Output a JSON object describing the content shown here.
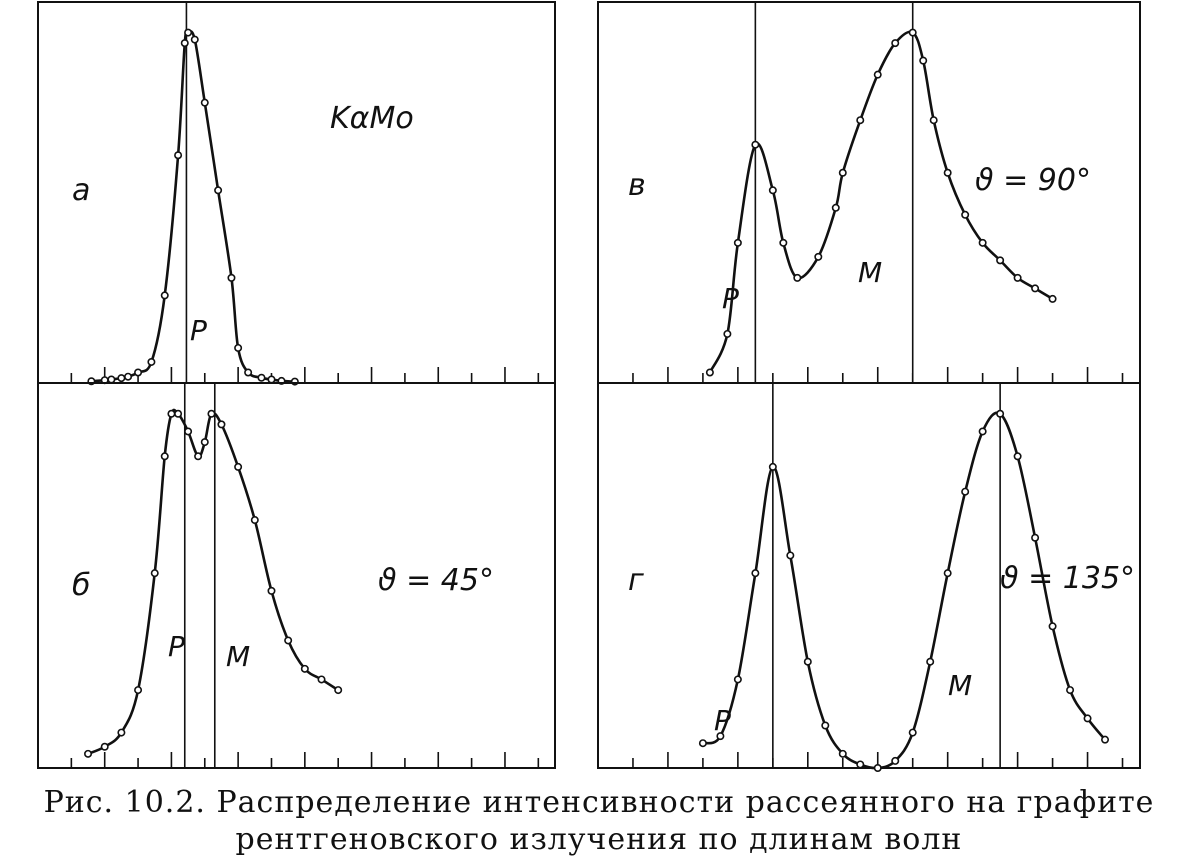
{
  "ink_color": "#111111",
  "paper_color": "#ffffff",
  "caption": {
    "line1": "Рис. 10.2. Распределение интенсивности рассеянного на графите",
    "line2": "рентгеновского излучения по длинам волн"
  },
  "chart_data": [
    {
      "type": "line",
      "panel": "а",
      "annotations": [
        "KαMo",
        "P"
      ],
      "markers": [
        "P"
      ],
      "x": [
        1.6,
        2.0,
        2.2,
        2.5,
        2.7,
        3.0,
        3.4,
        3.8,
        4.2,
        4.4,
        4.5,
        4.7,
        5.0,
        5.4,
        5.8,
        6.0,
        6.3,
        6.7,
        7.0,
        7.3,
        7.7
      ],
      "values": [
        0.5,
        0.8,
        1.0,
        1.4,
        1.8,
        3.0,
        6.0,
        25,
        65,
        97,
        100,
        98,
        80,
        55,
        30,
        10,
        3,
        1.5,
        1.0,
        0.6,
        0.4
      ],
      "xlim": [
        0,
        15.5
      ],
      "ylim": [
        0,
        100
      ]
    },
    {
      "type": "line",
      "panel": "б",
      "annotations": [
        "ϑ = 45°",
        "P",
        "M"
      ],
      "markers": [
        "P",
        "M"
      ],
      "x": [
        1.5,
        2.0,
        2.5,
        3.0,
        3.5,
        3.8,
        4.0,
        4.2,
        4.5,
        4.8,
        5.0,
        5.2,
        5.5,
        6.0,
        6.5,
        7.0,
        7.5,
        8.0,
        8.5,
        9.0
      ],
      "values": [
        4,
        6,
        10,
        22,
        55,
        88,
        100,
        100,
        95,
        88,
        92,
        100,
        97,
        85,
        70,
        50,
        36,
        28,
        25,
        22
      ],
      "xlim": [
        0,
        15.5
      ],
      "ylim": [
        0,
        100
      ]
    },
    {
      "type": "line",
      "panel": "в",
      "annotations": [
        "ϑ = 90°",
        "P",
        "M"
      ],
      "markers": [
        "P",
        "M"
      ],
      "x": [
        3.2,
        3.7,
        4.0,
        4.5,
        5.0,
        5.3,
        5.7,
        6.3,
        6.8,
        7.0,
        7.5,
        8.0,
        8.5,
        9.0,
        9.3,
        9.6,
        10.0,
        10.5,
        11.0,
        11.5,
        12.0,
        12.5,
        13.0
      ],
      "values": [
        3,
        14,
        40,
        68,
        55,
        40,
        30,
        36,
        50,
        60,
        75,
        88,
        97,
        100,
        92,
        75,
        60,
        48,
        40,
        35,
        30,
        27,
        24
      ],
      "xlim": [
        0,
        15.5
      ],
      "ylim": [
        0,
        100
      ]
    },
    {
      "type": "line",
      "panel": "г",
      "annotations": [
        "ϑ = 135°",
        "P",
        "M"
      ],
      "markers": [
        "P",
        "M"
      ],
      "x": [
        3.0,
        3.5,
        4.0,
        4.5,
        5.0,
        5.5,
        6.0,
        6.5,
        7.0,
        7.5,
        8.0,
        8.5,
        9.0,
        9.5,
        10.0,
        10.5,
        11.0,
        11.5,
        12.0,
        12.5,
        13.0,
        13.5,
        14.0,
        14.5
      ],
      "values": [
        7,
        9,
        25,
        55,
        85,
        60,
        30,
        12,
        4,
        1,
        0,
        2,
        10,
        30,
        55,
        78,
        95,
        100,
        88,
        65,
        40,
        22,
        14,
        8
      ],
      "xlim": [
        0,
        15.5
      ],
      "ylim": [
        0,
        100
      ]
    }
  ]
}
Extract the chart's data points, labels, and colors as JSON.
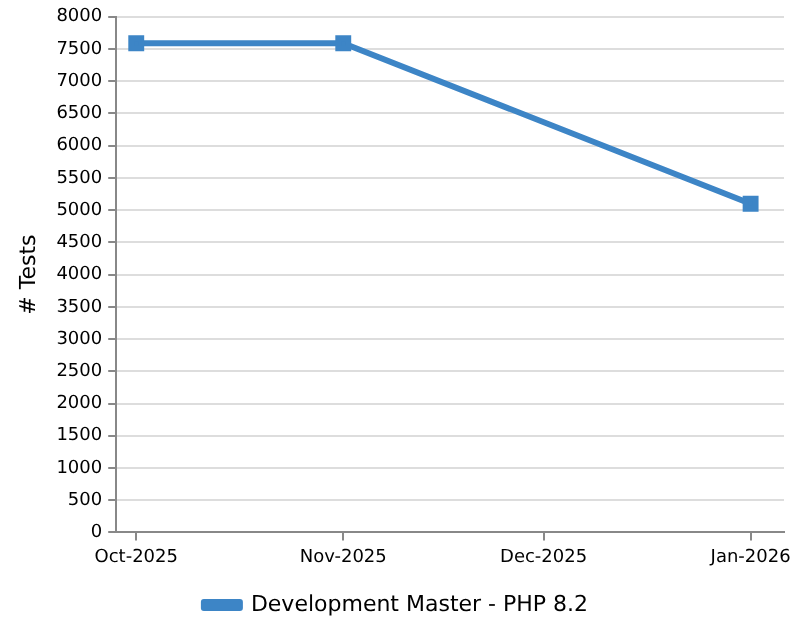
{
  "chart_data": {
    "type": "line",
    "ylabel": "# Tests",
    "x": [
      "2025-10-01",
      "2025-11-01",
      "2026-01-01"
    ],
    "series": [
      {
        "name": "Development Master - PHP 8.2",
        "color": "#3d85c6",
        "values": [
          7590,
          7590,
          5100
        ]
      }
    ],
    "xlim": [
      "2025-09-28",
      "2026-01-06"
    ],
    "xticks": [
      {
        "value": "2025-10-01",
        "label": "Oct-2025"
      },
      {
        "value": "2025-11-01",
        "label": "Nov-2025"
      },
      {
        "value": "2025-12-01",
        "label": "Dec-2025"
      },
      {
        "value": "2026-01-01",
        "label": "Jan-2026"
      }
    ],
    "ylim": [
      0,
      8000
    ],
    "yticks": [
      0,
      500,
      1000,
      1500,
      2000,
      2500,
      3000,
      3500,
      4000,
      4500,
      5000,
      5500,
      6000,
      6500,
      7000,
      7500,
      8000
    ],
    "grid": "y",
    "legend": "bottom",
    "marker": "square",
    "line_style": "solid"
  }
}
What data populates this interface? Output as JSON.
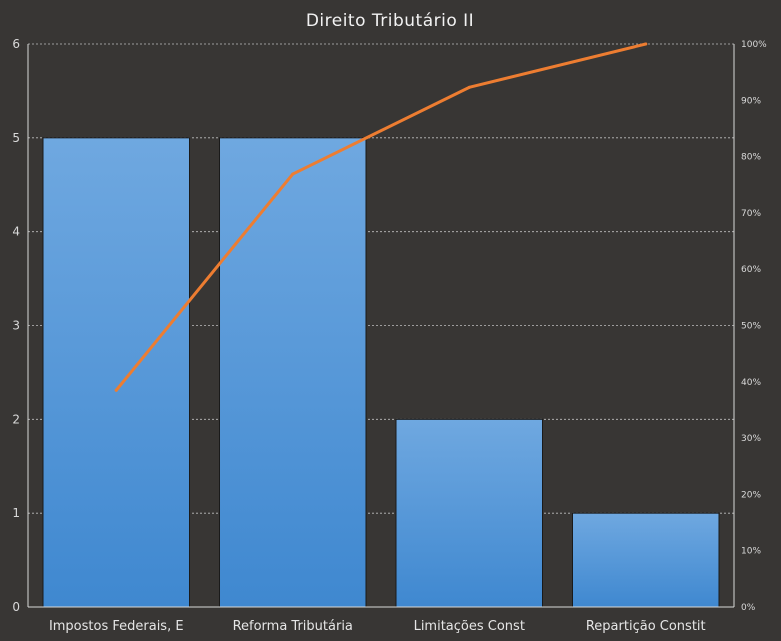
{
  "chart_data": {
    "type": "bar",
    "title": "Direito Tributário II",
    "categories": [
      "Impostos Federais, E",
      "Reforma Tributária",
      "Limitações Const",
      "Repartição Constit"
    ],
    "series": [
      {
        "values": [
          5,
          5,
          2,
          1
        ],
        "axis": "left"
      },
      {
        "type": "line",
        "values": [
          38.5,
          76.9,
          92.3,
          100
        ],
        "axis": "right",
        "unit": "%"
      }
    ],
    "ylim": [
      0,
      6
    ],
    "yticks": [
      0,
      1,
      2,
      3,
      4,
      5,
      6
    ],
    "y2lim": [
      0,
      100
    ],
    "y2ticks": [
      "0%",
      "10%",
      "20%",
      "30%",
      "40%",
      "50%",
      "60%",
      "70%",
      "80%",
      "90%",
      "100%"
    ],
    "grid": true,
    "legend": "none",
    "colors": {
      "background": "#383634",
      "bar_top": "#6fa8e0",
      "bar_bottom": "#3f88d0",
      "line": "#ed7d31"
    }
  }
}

### [Task goal]
Quote the full listing above word for word; exclude every picture from the copy.

### [Task answer]
Output a JSON object describing the content shown here.
{
  "ink_color": "#111111",
  "paper_color": "#ffffff",
  "caption": {
    "line1": "Рис. 10.2. Распределение интенсивности рассеянного на графите",
    "line2": "рентгеновского излучения по длинам волн"
  },
  "chart_data": [
    {
      "type": "line",
      "panel": "а",
      "annotations": [
        "KαMo",
        "P"
      ],
      "markers": [
        "P"
      ],
      "x": [
        1.6,
        2.0,
        2.2,
        2.5,
        2.7,
        3.0,
        3.4,
        3.8,
        4.2,
        4.4,
        4.5,
        4.7,
        5.0,
        5.4,
        5.8,
        6.0,
        6.3,
        6.7,
        7.0,
        7.3,
        7.7
      ],
      "values": [
        0.5,
        0.8,
        1.0,
        1.4,
        1.8,
        3.0,
        6.0,
        25,
        65,
        97,
        100,
        98,
        80,
        55,
        30,
        10,
        3,
        1.5,
        1.0,
        0.6,
        0.4
      ],
      "xlim": [
        0,
        15.5
      ],
      "ylim": [
        0,
        100
      ]
    },
    {
      "type": "line",
      "panel": "б",
      "annotations": [
        "ϑ = 45°",
        "P",
        "M"
      ],
      "markers": [
        "P",
        "M"
      ],
      "x": [
        1.5,
        2.0,
        2.5,
        3.0,
        3.5,
        3.8,
        4.0,
        4.2,
        4.5,
        4.8,
        5.0,
        5.2,
        5.5,
        6.0,
        6.5,
        7.0,
        7.5,
        8.0,
        8.5,
        9.0
      ],
      "values": [
        4,
        6,
        10,
        22,
        55,
        88,
        100,
        100,
        95,
        88,
        92,
        100,
        97,
        85,
        70,
        50,
        36,
        28,
        25,
        22
      ],
      "xlim": [
        0,
        15.5
      ],
      "ylim": [
        0,
        100
      ]
    },
    {
      "type": "line",
      "panel": "в",
      "annotations": [
        "ϑ = 90°",
        "P",
        "M"
      ],
      "markers": [
        "P",
        "M"
      ],
      "x": [
        3.2,
        3.7,
        4.0,
        4.5,
        5.0,
        5.3,
        5.7,
        6.3,
        6.8,
        7.0,
        7.5,
        8.0,
        8.5,
        9.0,
        9.3,
        9.6,
        10.0,
        10.5,
        11.0,
        11.5,
        12.0,
        12.5,
        13.0
      ],
      "values": [
        3,
        14,
        40,
        68,
        55,
        40,
        30,
        36,
        50,
        60,
        75,
        88,
        97,
        100,
        92,
        75,
        60,
        48,
        40,
        35,
        30,
        27,
        24
      ],
      "xlim": [
        0,
        15.5
      ],
      "ylim": [
        0,
        100
      ]
    },
    {
      "type": "line",
      "panel": "г",
      "annotations": [
        "ϑ = 135°",
        "P",
        "M"
      ],
      "markers": [
        "P",
        "M"
      ],
      "x": [
        3.0,
        3.5,
        4.0,
        4.5,
        5.0,
        5.5,
        6.0,
        6.5,
        7.0,
        7.5,
        8.0,
        8.5,
        9.0,
        9.5,
        10.0,
        10.5,
        11.0,
        11.5,
        12.0,
        12.5,
        13.0,
        13.5,
        14.0,
        14.5
      ],
      "values": [
        7,
        9,
        25,
        55,
        85,
        60,
        30,
        12,
        4,
        1,
        0,
        2,
        10,
        30,
        55,
        78,
        95,
        100,
        88,
        65,
        40,
        22,
        14,
        8
      ],
      "xlim": [
        0,
        15.5
      ],
      "ylim": [
        0,
        100
      ]
    }
  ]
}
Extract the chart's data points, labels, and colors as JSON.
{
  "chart_data": {
    "type": "line",
    "ylabel": "# Tests",
    "x": [
      "2025-10-01",
      "2025-11-01",
      "2026-01-01"
    ],
    "series": [
      {
        "name": "Development Master - PHP 8.2",
        "color": "#3d85c6",
        "values": [
          7590,
          7590,
          5100
        ]
      }
    ],
    "xlim": [
      "2025-09-28",
      "2026-01-06"
    ],
    "xticks": [
      {
        "value": "2025-10-01",
        "label": "Oct-2025"
      },
      {
        "value": "2025-11-01",
        "label": "Nov-2025"
      },
      {
        "value": "2025-12-01",
        "label": "Dec-2025"
      },
      {
        "value": "2026-01-01",
        "label": "Jan-2026"
      }
    ],
    "ylim": [
      0,
      8000
    ],
    "yticks": [
      0,
      500,
      1000,
      1500,
      2000,
      2500,
      3000,
      3500,
      4000,
      4500,
      5000,
      5500,
      6000,
      6500,
      7000,
      7500,
      8000
    ],
    "grid": "y",
    "legend": "bottom",
    "marker": "square",
    "line_style": "solid"
  }
}
What data populates this interface? Output as JSON.
{
  "chart_data": {
    "type": "bar",
    "title": "Direito Tributário II",
    "categories": [
      "Impostos Federais, E",
      "Reforma Tributária",
      "Limitações Const",
      "Repartição Constit"
    ],
    "series": [
      {
        "values": [
          5,
          5,
          2,
          1
        ],
        "axis": "left"
      },
      {
        "type": "line",
        "values": [
          38.5,
          76.9,
          92.3,
          100
        ],
        "axis": "right",
        "unit": "%"
      }
    ],
    "ylim": [
      0,
      6
    ],
    "yticks": [
      0,
      1,
      2,
      3,
      4,
      5,
      6
    ],
    "y2lim": [
      0,
      100
    ],
    "y2ticks": [
      "0%",
      "10%",
      "20%",
      "30%",
      "40%",
      "50%",
      "60%",
      "70%",
      "80%",
      "90%",
      "100%"
    ],
    "grid": true,
    "legend": "none",
    "colors": {
      "background": "#383634",
      "bar_top": "#6fa8e0",
      "bar_bottom": "#3f88d0",
      "line": "#ed7d31"
    }
  }
}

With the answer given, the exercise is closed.